> **Written request**:
Arrange the records from the start through the line containing "y-axis-label: Average Age", both ends included, as a Markdown table with the columns Row and Text, leaving out blank lines.

> **Provided information**:
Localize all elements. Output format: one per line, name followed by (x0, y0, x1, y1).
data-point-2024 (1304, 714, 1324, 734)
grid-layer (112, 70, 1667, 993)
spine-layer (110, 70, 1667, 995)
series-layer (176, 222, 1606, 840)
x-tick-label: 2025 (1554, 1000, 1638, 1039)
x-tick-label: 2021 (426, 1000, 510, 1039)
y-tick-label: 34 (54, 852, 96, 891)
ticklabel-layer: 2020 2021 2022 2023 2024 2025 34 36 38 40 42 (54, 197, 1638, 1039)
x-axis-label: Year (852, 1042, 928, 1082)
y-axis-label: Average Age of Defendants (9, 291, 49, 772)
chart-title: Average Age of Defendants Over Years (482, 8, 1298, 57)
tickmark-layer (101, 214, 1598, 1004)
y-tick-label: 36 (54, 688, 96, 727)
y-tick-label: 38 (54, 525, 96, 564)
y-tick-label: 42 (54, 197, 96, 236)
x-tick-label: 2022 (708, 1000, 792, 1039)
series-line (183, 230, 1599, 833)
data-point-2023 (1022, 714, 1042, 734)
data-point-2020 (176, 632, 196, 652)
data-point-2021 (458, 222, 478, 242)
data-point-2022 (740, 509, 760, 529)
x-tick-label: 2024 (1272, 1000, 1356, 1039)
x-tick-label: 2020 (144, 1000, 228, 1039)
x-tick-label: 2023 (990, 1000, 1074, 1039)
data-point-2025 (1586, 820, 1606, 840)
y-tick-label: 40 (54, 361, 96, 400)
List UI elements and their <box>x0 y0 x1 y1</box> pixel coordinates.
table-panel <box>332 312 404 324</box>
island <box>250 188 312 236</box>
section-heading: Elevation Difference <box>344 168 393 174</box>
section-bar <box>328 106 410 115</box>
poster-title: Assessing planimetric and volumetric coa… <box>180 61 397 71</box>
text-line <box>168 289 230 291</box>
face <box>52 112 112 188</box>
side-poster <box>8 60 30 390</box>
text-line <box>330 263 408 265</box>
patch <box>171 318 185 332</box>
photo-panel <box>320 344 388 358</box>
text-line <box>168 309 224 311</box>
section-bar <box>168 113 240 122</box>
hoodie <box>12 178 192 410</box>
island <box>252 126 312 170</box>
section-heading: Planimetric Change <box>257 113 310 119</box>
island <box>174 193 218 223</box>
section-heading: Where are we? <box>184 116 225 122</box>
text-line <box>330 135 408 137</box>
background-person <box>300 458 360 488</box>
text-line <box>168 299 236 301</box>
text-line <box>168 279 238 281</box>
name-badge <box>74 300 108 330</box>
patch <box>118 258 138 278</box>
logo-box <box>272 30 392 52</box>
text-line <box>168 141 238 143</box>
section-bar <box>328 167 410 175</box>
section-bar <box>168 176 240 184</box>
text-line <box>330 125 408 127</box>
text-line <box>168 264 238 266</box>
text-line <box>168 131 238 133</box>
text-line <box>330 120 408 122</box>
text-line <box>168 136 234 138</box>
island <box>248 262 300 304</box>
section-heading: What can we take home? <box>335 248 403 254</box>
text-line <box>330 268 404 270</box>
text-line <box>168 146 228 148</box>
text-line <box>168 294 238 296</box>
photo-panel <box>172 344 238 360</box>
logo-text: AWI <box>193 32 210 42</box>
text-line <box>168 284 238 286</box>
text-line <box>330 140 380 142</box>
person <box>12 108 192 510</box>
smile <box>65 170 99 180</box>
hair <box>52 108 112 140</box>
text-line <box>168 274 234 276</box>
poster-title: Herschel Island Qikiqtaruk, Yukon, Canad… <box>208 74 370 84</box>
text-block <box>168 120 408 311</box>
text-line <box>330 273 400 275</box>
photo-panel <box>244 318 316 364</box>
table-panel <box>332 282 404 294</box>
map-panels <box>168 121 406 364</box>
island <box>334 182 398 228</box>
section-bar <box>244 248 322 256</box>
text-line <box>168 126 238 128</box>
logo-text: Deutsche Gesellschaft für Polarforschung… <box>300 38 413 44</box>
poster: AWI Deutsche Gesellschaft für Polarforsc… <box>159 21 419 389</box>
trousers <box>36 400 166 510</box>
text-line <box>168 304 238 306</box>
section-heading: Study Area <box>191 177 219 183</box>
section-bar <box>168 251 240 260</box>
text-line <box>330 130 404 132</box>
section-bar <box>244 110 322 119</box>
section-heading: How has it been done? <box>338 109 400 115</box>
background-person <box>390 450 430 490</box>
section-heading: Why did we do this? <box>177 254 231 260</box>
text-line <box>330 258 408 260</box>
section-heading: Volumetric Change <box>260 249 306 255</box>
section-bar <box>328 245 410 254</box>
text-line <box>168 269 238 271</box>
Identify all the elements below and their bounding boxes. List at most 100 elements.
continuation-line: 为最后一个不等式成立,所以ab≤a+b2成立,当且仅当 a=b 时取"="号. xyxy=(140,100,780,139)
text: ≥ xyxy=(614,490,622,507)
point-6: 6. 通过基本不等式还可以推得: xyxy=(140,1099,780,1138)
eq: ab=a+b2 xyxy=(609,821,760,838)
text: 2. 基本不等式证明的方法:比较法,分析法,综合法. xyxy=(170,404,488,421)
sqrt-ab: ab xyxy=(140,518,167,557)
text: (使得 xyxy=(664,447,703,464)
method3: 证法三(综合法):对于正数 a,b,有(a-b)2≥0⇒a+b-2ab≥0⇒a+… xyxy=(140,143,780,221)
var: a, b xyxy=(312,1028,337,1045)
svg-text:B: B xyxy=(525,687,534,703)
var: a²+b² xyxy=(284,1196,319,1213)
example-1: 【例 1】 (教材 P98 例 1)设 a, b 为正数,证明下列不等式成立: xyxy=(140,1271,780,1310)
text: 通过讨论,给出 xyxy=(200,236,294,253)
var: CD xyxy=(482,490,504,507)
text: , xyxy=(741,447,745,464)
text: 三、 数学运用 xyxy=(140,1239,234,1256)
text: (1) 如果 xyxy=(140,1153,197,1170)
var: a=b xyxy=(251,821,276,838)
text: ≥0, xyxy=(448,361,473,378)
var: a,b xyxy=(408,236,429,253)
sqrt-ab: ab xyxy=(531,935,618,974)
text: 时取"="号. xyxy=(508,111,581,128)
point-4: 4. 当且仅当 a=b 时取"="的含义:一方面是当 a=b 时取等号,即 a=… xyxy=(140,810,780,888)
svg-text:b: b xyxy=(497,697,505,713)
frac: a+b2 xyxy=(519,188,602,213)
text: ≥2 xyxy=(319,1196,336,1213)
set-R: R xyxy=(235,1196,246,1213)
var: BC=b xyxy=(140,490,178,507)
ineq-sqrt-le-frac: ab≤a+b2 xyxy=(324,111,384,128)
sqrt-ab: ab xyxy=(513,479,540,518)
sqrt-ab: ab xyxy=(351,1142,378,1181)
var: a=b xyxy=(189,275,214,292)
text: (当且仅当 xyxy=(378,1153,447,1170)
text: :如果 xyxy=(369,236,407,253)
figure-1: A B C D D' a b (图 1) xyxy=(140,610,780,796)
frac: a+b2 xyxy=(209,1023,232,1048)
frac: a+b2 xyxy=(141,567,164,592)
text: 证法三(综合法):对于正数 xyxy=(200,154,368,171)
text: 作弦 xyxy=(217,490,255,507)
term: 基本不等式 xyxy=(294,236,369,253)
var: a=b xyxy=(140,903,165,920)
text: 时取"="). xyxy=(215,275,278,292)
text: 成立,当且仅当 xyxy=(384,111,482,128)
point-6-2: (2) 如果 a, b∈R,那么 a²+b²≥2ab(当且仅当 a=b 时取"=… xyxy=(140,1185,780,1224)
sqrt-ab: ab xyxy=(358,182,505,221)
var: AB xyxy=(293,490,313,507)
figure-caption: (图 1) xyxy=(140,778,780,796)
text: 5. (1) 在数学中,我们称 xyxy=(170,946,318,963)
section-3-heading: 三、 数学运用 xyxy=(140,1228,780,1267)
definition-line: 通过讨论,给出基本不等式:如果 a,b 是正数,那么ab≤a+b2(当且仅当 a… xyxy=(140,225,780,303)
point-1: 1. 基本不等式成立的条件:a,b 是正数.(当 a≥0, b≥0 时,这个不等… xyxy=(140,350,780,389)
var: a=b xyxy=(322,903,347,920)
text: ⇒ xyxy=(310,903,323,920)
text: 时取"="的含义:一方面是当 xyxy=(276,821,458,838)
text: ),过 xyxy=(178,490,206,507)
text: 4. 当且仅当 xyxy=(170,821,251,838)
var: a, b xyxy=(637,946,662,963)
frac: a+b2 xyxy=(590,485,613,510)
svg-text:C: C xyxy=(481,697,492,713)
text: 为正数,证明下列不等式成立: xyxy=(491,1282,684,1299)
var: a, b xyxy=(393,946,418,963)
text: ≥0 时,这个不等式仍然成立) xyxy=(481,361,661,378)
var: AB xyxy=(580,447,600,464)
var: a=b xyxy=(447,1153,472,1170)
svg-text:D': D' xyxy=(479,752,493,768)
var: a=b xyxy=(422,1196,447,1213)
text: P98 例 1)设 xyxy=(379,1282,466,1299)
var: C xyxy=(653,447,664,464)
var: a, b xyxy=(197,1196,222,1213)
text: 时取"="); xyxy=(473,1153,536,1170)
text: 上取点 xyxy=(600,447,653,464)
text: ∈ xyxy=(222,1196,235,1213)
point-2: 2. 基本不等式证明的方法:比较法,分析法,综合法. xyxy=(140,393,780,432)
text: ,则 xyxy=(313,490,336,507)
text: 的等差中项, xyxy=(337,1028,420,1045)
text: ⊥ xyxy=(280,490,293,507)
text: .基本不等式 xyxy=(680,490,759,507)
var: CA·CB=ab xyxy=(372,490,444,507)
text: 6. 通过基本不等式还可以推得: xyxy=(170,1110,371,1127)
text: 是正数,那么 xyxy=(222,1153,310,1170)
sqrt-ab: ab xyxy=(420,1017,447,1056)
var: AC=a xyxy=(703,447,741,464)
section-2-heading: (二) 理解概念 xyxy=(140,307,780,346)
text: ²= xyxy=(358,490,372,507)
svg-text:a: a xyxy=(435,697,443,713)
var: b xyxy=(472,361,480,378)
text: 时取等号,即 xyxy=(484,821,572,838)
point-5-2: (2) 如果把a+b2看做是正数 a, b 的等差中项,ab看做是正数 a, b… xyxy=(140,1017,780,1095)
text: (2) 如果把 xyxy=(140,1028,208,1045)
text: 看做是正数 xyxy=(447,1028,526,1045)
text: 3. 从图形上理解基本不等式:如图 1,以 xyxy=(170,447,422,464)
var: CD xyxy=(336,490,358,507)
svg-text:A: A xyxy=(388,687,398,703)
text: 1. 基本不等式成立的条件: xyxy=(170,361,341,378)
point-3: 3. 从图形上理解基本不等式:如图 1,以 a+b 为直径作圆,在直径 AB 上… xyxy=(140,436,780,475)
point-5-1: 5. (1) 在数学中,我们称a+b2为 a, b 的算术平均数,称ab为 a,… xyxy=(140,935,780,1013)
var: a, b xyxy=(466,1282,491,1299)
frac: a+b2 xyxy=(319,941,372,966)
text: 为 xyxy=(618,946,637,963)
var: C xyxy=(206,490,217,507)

> **Result**:
| Row | Text |
|---|---|
| 1 | Localize all elements. Output format: one per line, name followed by (x0, y0, x1, y1). |
| 2 | data-point-2024 (1304, 714, 1324, 734) |
| 3 | grid-layer (112, 70, 1667, 993) |
| 4 | spine-layer (110, 70, 1667, 995) |
| 5 | series-layer (176, 222, 1606, 840) |
| 6 | x-tick-label: 2025 (1554, 1000, 1638, 1039) |
| 7 | x-tick-label: 2021 (426, 1000, 510, 1039) |
| 8 | y-tick-label: 34 (54, 852, 96, 891) |
| 9 | ticklabel-layer: 2020 2021 2022 2023 2024 2025 34 36 38 40 42 (54, 197, 1638, 1039) |
| 10 | x-axis-label: Year (852, 1042, 928, 1082) |
| 11 | y-axis-label: Average Age of Defendants (9, 291, 49, 772) |